### Set problem
Extract the text of each entry below exactly, leaving every image behind.
▬▬▬
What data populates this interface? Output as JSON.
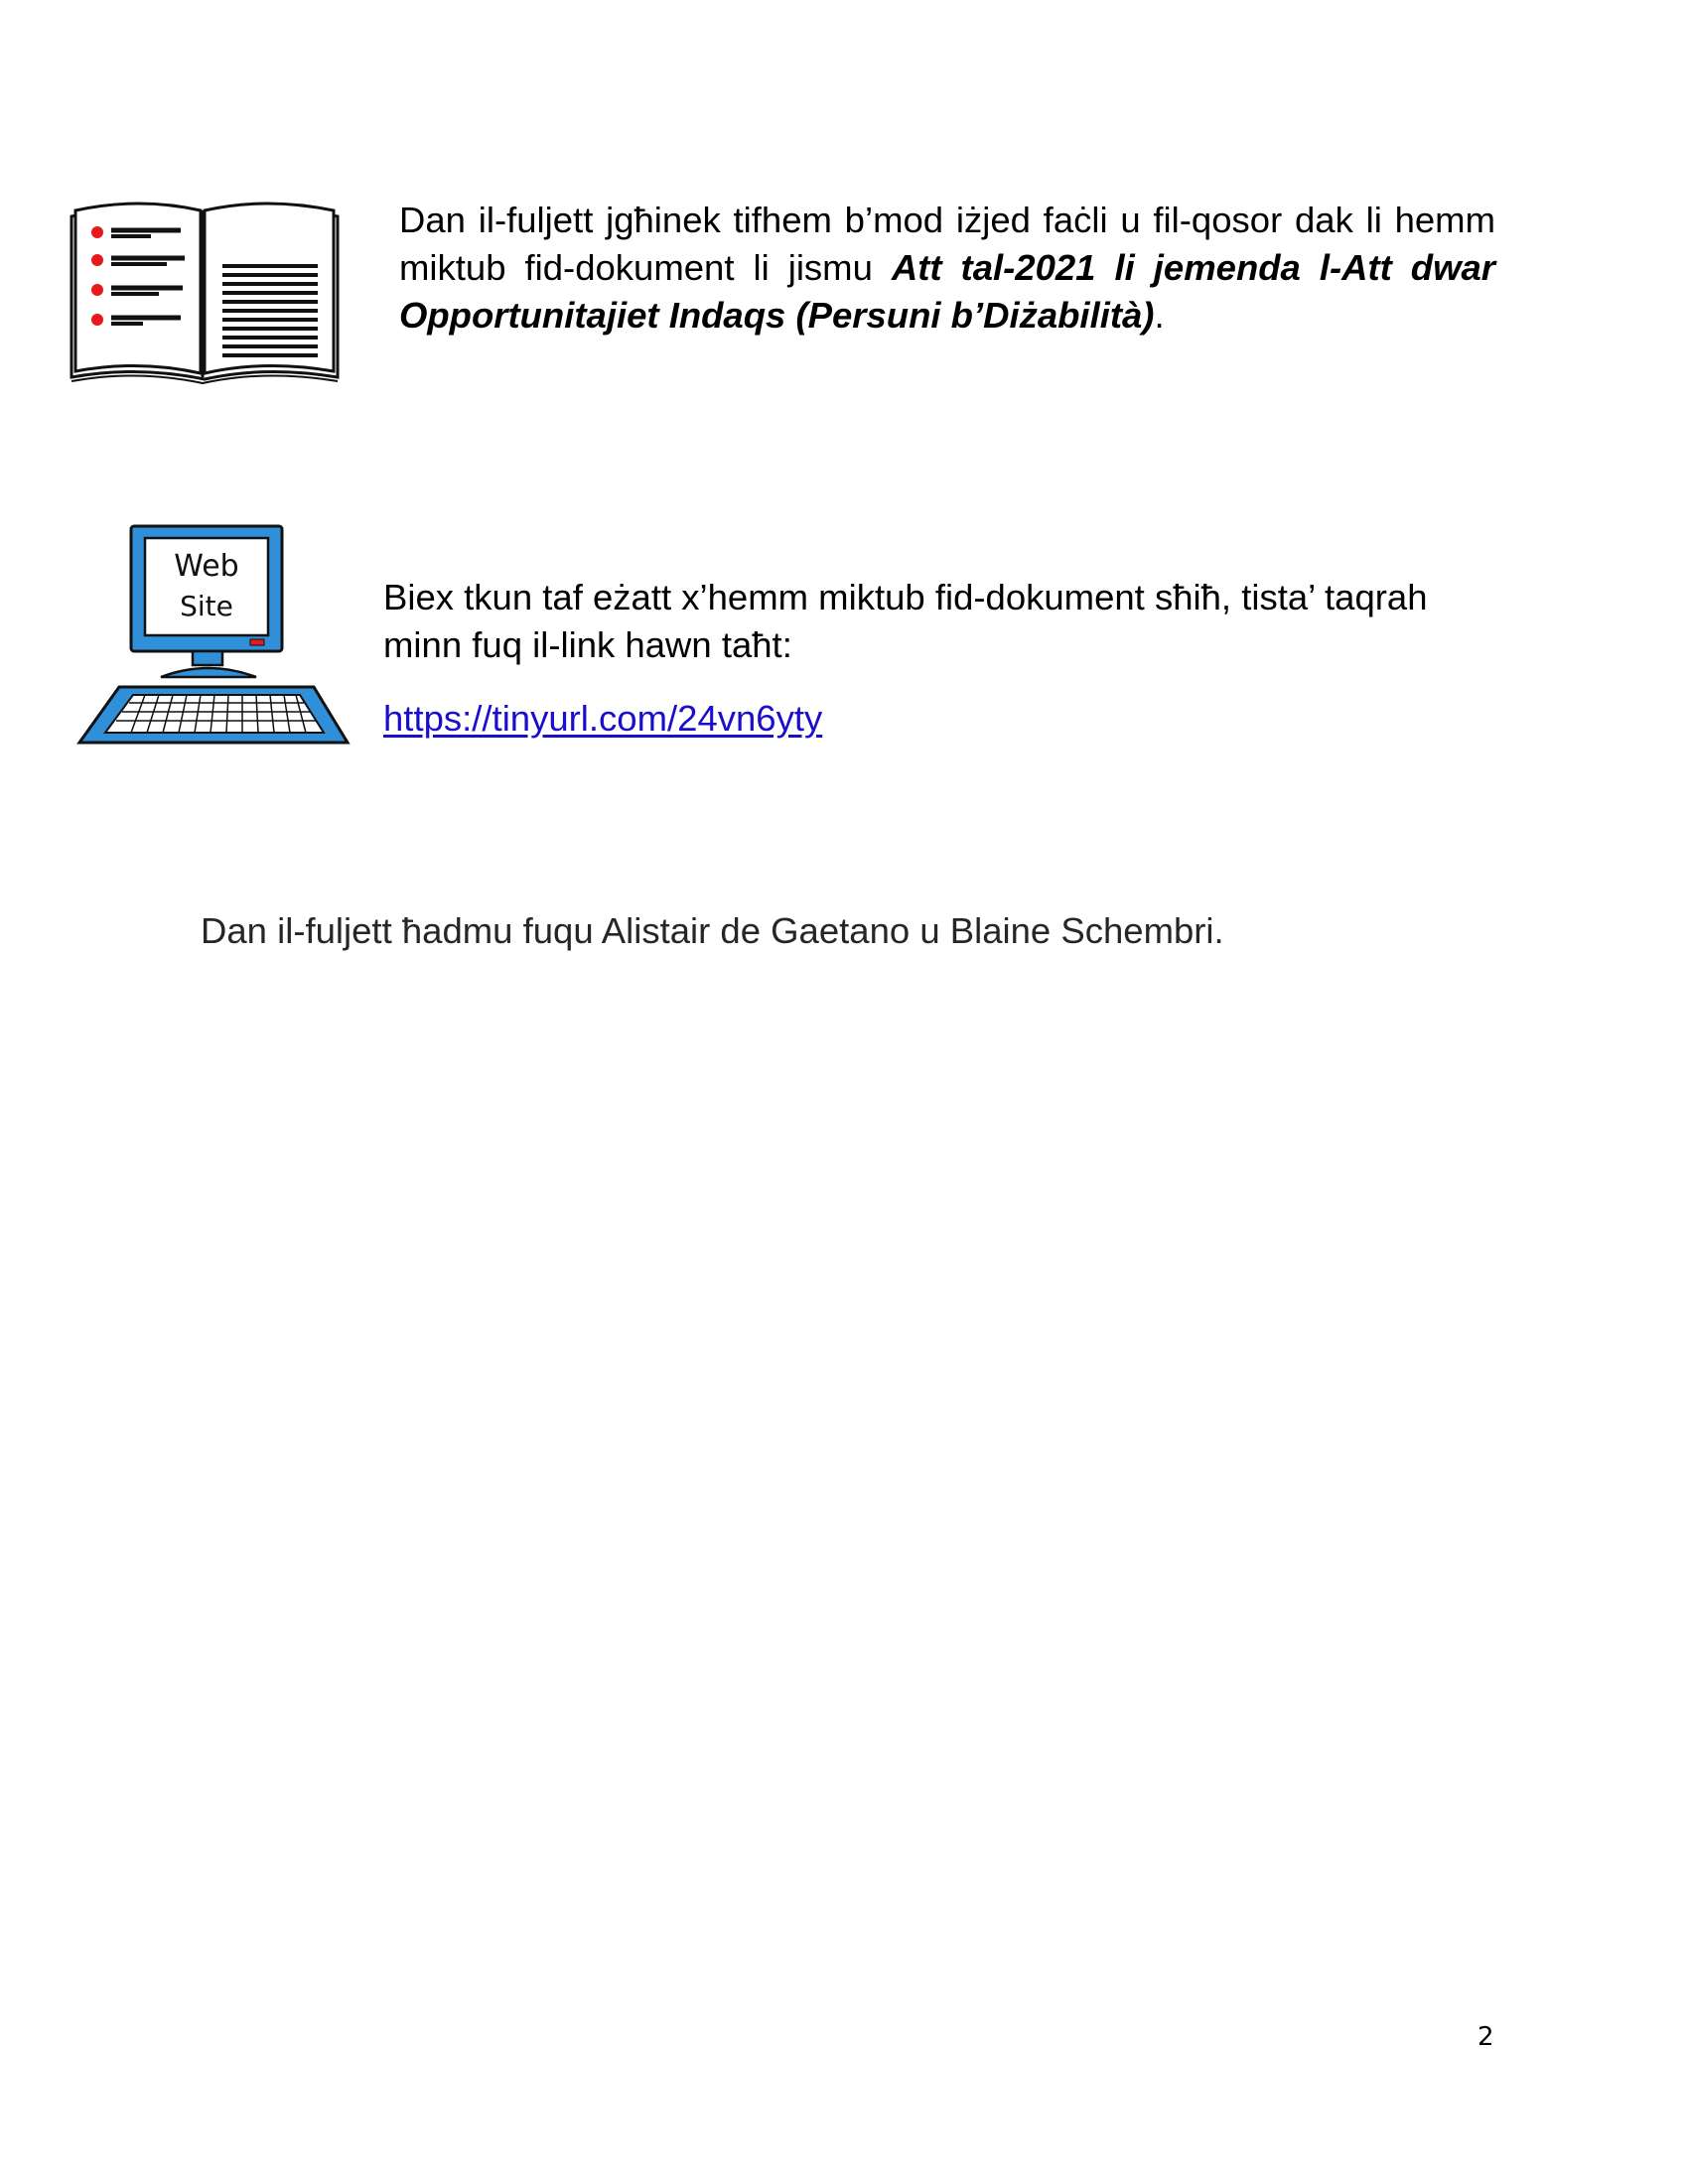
{
  "intro": {
    "text_before": "Dan il-fuljett jgħinek tifhem b’mod iżjed faċli u fil-qosor dak li hemm miktub fid-dokument li jismu ",
    "bold_title": "Att tal-2021 li jemenda l-Att dwar Opportunitajiet Indaqs (Persuni b’Diżabilità)",
    "text_after": "."
  },
  "web_section": {
    "icon_label_line1": "Web",
    "icon_label_line2": "Site",
    "text": "Biex tkun taf eżatt x’hemm miktub fid-dokument sħiħ, tista’ taqrah minn fuq il-link hawn taħt:",
    "link": "https://tinyurl.com/24vn6yty"
  },
  "credits": "Dan il-fuljett ħadmu fuqu Alistair de Gaetano u Blaine Schembri.",
  "page_number": "2",
  "icons": {
    "book": "open-book-icon",
    "computer": "computer-website-icon"
  },
  "colors": {
    "link": "#1a0dcc",
    "bullet_red": "#e8191c",
    "computer_blue": "#2f8fd8"
  }
}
▬▬▬
### Output of the task
What data populates this interface? Output as JSON.
{
  "intro": {
    "text_before": "Dan il-fuljett jgħinek tifhem b’mod iżjed faċli u fil-qosor dak li hemm miktub fid-dokument li jismu ",
    "bold_title": "Att tal-2021 li jemenda l-Att dwar Opportunitajiet Indaqs (Persuni b’Diżabilità)",
    "text_after": "."
  },
  "web_section": {
    "icon_label_line1": "Web",
    "icon_label_line2": "Site",
    "text": "Biex tkun taf eżatt x’hemm miktub fid-dokument sħiħ, tista’ taqrah minn fuq il-link hawn taħt:",
    "link": "https://tinyurl.com/24vn6yty"
  },
  "credits": "Dan il-fuljett ħadmu fuqu Alistair de Gaetano u Blaine Schembri.",
  "page_number": "2",
  "icons": {
    "book": "open-book-icon",
    "computer": "computer-website-icon"
  },
  "colors": {
    "link": "#1a0dcc",
    "bullet_red": "#e8191c",
    "computer_blue": "#2f8fd8"
  }
}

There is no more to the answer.